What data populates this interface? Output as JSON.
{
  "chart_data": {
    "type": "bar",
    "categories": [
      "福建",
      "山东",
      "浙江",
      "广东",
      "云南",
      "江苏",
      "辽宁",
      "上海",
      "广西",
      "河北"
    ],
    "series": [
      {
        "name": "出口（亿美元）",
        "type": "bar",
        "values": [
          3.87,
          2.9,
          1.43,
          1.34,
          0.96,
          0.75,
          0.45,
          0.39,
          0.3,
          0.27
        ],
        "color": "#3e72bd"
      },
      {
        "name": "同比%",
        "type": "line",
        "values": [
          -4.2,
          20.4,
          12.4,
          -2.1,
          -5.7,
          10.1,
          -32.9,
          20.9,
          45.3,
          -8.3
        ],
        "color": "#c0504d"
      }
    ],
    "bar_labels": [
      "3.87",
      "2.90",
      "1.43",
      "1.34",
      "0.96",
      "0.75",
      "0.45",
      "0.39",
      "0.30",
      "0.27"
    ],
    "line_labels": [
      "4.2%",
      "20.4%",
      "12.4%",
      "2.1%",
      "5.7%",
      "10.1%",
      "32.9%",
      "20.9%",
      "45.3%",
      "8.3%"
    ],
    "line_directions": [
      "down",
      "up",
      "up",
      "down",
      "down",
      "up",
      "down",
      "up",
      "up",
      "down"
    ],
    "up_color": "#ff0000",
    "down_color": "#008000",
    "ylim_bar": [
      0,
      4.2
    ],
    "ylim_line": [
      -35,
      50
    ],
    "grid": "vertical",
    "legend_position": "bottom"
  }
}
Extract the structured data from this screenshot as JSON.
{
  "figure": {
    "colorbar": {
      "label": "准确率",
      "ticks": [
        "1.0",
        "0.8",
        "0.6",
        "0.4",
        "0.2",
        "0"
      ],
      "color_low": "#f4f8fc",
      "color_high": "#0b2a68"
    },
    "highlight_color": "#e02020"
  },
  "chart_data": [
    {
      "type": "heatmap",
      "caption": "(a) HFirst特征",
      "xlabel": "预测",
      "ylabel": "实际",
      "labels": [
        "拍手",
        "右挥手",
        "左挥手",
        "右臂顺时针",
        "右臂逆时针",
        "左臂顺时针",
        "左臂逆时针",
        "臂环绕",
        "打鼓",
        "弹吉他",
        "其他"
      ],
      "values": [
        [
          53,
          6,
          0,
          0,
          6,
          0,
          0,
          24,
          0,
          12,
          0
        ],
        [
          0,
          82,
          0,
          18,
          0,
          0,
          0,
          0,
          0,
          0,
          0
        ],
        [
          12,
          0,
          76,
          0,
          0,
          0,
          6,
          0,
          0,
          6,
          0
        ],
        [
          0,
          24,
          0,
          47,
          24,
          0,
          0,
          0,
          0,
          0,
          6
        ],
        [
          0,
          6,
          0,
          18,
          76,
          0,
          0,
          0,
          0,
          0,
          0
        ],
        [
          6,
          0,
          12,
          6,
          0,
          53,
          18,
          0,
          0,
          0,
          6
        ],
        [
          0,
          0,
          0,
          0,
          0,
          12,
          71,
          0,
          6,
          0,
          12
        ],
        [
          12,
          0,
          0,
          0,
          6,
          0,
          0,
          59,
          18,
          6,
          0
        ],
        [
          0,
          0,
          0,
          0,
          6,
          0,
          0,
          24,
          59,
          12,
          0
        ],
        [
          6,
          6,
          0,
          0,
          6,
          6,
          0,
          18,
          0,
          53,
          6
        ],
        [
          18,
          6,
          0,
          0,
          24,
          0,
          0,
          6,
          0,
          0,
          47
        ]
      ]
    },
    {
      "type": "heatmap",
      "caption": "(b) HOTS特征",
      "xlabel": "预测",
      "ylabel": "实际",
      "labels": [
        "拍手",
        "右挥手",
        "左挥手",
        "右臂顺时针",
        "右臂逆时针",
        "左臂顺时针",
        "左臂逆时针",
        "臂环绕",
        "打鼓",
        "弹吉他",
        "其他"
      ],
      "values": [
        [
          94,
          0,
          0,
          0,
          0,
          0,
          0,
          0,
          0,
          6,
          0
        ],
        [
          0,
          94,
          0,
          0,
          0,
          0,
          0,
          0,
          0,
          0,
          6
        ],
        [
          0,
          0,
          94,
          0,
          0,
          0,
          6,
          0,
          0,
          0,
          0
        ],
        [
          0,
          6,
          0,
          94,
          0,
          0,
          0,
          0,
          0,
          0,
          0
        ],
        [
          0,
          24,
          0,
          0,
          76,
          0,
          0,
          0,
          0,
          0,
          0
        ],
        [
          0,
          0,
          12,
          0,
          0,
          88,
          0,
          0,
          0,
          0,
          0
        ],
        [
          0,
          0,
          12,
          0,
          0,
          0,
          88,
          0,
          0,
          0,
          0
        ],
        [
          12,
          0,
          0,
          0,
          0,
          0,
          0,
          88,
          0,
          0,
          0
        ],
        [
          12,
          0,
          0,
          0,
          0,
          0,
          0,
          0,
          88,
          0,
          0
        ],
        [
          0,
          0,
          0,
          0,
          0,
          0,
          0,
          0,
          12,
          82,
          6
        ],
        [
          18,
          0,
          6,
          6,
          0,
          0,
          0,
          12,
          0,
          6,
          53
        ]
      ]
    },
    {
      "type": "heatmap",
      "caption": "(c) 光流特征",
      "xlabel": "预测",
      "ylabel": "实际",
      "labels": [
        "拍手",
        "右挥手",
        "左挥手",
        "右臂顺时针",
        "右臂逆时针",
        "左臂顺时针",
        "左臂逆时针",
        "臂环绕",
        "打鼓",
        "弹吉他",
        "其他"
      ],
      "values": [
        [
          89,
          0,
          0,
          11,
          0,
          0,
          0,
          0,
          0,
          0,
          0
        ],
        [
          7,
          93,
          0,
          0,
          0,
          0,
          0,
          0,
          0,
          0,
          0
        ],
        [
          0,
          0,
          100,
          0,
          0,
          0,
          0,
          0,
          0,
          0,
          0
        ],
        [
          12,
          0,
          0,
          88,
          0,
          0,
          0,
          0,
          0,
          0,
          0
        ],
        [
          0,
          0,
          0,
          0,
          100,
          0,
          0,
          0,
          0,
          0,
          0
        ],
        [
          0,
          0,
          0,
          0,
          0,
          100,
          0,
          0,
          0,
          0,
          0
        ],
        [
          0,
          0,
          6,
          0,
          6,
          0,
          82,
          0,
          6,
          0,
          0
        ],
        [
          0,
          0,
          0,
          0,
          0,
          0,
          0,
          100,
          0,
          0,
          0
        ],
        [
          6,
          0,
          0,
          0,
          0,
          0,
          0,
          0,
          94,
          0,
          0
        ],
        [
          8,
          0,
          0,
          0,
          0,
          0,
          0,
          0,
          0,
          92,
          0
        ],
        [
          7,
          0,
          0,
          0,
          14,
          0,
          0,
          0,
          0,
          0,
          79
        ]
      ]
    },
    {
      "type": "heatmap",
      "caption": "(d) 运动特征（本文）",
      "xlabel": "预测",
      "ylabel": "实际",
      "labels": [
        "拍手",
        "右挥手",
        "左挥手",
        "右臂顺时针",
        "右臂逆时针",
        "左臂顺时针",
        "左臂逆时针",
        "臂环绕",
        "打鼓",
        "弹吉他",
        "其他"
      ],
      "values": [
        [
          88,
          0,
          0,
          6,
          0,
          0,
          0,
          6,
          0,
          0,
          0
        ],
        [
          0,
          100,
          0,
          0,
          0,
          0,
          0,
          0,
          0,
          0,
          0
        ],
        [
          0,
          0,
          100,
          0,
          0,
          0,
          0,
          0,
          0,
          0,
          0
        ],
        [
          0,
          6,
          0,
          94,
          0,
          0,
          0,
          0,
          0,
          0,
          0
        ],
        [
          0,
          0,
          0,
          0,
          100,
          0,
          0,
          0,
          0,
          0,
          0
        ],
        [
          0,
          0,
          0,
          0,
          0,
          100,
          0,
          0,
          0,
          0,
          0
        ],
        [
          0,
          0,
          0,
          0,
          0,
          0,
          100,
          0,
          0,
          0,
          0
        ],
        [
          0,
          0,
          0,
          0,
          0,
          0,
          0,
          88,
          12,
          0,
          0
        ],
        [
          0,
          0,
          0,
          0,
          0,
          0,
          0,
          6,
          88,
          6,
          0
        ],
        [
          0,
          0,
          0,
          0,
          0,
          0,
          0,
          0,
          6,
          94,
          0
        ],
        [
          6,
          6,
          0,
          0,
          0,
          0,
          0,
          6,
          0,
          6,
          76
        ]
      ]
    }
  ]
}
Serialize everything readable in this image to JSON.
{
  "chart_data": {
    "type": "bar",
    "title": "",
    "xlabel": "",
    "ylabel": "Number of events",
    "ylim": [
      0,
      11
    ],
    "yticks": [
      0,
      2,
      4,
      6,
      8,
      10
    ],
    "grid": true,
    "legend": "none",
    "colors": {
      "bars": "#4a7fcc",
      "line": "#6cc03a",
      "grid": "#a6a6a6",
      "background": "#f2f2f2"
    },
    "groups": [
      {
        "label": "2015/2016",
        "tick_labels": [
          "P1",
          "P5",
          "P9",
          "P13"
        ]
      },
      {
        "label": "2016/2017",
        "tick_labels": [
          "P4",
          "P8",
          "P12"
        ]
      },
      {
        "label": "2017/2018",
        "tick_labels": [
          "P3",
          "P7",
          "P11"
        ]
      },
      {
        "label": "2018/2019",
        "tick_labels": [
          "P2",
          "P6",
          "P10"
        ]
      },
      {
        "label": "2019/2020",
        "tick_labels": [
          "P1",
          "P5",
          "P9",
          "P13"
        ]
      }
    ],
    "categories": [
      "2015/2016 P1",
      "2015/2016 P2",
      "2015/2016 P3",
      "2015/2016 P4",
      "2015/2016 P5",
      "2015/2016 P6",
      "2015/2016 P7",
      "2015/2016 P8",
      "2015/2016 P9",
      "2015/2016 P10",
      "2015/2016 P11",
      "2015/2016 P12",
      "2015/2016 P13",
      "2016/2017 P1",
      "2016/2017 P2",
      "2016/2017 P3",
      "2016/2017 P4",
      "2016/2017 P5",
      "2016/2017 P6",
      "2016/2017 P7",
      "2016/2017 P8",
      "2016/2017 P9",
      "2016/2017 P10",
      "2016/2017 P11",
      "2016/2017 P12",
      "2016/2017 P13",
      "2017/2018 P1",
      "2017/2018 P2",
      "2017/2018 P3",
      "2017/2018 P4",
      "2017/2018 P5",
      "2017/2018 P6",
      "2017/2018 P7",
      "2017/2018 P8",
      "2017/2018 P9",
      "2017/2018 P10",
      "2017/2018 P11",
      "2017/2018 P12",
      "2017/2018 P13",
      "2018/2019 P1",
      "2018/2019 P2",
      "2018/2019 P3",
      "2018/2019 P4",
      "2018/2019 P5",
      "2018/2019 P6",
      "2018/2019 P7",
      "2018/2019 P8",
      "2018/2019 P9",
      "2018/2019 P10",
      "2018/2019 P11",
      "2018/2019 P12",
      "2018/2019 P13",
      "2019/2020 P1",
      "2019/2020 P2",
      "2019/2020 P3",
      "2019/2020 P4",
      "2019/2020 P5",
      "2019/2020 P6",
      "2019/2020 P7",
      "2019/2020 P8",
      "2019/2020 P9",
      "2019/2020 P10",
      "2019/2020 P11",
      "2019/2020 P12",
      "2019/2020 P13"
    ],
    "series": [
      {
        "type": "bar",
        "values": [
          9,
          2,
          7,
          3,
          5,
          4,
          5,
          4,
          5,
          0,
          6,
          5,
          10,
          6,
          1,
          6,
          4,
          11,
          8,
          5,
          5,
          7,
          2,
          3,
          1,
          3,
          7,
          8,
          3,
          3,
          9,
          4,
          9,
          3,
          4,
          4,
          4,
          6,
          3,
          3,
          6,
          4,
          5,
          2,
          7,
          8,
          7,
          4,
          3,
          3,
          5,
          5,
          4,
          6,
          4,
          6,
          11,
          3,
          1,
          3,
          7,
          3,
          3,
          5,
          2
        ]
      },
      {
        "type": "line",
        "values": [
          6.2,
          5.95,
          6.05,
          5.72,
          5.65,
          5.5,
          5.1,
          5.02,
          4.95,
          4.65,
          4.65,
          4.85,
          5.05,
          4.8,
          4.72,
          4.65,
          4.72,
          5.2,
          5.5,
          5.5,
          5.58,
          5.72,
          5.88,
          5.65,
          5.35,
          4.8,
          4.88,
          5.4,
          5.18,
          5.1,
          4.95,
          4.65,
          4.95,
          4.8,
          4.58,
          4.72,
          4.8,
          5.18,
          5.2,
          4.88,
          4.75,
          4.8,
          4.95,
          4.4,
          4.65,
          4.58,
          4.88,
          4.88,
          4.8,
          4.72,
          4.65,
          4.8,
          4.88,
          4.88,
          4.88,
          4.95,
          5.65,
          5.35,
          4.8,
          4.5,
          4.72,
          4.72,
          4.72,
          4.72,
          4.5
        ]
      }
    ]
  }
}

# # # # #

Task objective: State how many lines of the listing include the word "this". Reply with the number alone.

Exercise output: 3